WHAT IS REQUIRED: Continue the Form 8-K text on the credit agreement amendment, starting right after its last sentence.

SELECTED PASSAGE:
* BEGIN *

UNITED STATES
SECURITIES AND EXCHANGE COMMISSION
WASHINGTON, D.C. 20549
FORM 8-K
CURRENT REPORT
PURSUANT TO SECTION 13 OR 15(d) OF THE
SECURITIES EXCHANGE ACT OF 1934
Date of Report (Date of earliest event reported): October 20, 2017
Healthcare Trust, Inc.
(Exact Name of Registrant as Specified in Charter)
Maryland | 000-55201 | 38-3888962 | ||
(State or other jurisdiction of incorporation) | (Commission File Number) | (I.R.S. Employer Identification No.) |
405 Park Avenue, 4th Floor New York, New York 10022 |
(Address, including zip code, of Principal Executive Offices)
Registrant’s telephone number, including area code: (212) 415-6500 |
Check the appropriate box below if the Form 8-K filing is intended to simultaneously satisfy the filing obligation of the registrant under any of the following provisions:
¨ | Written communications pursuant to Rule 425 under the Securities Act (17 CFR 230.425) |
¨ | Soliciting material pursuant to Rule 14a-12 under the Exchange Act (17 CFR 240.14a-12) |
¨ | Pre-commencement communications pursuant to Rule 14d-2(b) under the Exchange Act (17 CFR 240.14d-2(b)) |
¨ | Pre-commencement communications pursuant to Rule 13e-4(c) under the Exchange Act (17 CFR 240.13e-4(c)) |
Indicate by check mark whether the registrant is an emerging growth company as defined in Rule 405 of the Securities Act of 1933 (§230.405 of this chapter) or Rule 12b-2 of the Securities Exchange Act of 1934 (§240.12b-2 of this chapter).
Emerging growth company¨
If an emerging growth company, indicate by check mark if the registrant has elected not to use the extended transition period for complying with any new or revised financial accounting standards provided pursuant to Section 13(a) of the Exchange Act.¨
Item 1.01. | Entry into a Material Definitive Agreement. |
Sixth Amendment to Senior Secured Revolving Credit Agreement
On October 20, 2017, Healthcare Trust, Inc. (the “Company”) entered into an amendment (the “Amendment”) to the Senior Secured Revolving Credit Agreement dated as of March 21, 2014, by and among Healthcare Trust Operating Partnership, L.P. (the “OP”), certain subsidiaries of the OP, KeyBank National Association (the “Agent”) and the lenders party thereto (as amended from time to time, the “Credit Agreement”).
The Amendment amends provisions relating to, among other things, the definition of Modified FFO (as defined in the Credit Agreement, “MFFO”) and stockholder distributions. The Amendment also adds a covenant regarding minimum liquidity.
Modified Funds from Operations
The Amendment amends the Credit Agreement so that certain one-time costs and expenses of the Company related to the implementation of new accounting standards, non-cash equity compensation payable by the Company to its directors and officers and certain other non-recurring expenses and/or non-cash items otherwise approved by the Agent will now be added back in the calculation of MFFO.

* END *

ENTRIES:

* BEGIN *

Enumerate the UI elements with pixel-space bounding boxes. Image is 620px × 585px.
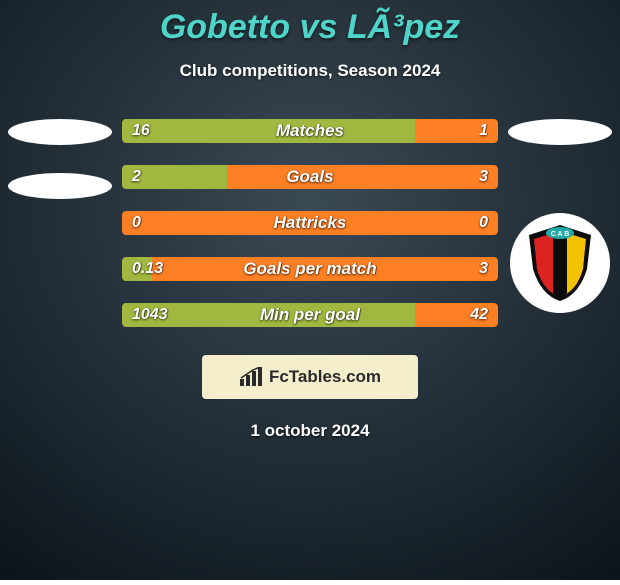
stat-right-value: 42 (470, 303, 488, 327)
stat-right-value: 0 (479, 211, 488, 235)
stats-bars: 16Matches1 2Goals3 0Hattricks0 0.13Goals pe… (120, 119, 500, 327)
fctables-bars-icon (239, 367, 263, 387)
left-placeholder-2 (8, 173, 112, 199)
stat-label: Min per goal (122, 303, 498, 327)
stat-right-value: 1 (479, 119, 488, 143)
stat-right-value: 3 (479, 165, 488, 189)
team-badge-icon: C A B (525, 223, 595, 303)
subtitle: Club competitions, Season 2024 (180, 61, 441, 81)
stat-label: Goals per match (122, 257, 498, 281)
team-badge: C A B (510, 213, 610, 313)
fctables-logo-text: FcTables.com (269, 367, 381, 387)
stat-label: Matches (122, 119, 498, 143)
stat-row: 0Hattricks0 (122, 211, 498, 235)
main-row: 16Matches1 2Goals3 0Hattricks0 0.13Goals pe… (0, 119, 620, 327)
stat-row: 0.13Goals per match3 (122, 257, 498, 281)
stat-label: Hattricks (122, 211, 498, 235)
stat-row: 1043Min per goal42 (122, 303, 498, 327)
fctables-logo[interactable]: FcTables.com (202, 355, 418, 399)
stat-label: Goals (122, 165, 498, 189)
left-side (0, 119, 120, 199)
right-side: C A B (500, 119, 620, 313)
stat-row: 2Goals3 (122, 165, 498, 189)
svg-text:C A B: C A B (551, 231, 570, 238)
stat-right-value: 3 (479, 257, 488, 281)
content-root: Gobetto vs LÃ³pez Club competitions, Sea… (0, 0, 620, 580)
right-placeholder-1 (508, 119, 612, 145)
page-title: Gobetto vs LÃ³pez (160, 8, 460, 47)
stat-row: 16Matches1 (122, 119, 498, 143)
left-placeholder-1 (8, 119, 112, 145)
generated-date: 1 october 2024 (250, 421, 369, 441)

* END *
* BEGIN *

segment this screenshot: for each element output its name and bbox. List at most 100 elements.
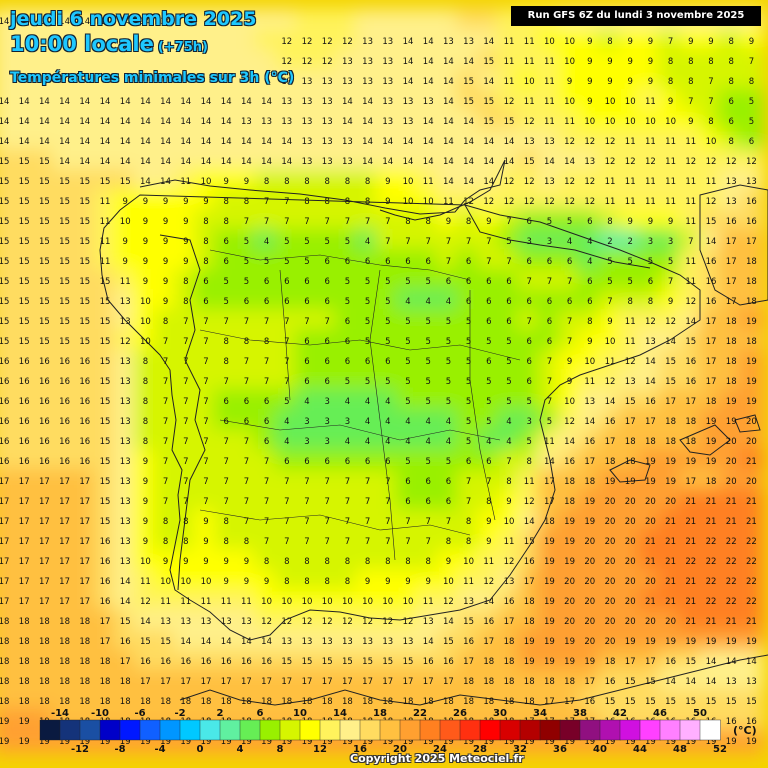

* END *
* BEGIN *

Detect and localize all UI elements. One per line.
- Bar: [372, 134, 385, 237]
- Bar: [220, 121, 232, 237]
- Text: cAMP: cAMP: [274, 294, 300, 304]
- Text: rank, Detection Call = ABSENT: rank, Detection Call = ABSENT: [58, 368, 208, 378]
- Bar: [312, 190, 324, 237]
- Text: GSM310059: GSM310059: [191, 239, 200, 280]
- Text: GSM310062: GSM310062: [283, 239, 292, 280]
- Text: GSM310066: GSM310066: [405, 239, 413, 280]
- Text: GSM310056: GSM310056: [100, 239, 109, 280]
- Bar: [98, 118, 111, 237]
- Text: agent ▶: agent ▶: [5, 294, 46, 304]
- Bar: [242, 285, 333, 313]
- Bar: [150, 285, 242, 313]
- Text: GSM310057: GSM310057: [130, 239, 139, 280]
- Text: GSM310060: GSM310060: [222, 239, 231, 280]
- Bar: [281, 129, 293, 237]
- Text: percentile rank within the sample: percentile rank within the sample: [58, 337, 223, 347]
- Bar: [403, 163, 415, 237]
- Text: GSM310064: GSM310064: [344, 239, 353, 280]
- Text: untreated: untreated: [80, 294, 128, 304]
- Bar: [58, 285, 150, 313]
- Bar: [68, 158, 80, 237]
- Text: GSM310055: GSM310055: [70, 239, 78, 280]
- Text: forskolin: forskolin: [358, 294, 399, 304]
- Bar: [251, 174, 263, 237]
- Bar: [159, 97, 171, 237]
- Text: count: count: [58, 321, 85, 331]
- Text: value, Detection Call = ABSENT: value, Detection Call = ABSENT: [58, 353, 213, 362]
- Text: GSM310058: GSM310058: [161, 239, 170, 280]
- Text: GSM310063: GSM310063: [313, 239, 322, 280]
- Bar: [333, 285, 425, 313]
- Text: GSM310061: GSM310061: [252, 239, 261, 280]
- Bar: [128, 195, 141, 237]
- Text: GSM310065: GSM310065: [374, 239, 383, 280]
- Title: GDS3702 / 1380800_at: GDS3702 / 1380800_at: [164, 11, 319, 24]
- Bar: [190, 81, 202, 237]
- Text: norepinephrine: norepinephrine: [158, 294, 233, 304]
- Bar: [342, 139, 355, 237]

* END *

OUTPUT OF THE EXERCISE:
Limitations on Shareholder Distributions
The Credit Agreement includes a covenant (the “Distribution Covenant”) limiting distributions to stockholders, with certain exceptions, to a percentage of MFFO during the applicable periods. The Amendment modifies the Distribution Covenant to provide for a tiered distribution limit set at:
(1) | for the three months ending December 31, 2017 and for the six months ending March 31, 2018, 130% of MFFO for such periods; |
(2) | for the nine months ending June 30, 2018, 120% of MFFO for such period; |
(3) | for the twelve months ending September 30, 2018, 115% of MFFO for such period; and |
(4) | for the twelve months ending December 31, 2018 and for each period of four fiscal quarters ending after such period, 110% of MFFO for such periods. |
Minimum Liquidity
The Amendment adds a new covenant requiring the aggregate amount of all unrestricted cash and cash equivalents of the Company to be equal to at least $30.0 million at all times.
The foregoing summary does not purport to be a complete summary of the Amendment and is subject to, and qualified in its entirety by reference to the Amendment, a copy of which is filed herewith as Exhibit 10.1 and is incorporated herein by reference.
Item 9.01. | Financial Statements and Exhibits |
(d) | Exhibits |
Exhibit No. | Description | |
10.1 | Sixth Amendment to Senior Secured Revolving Credit Agreement, dated as of October 20, 2017 |
SIGNATURES
Pursuant to the requirements of the Securities Exchange Act of 1934, the registrant has duly caused this report to be signed on its behalf by the undersigned hereunto duly authorized.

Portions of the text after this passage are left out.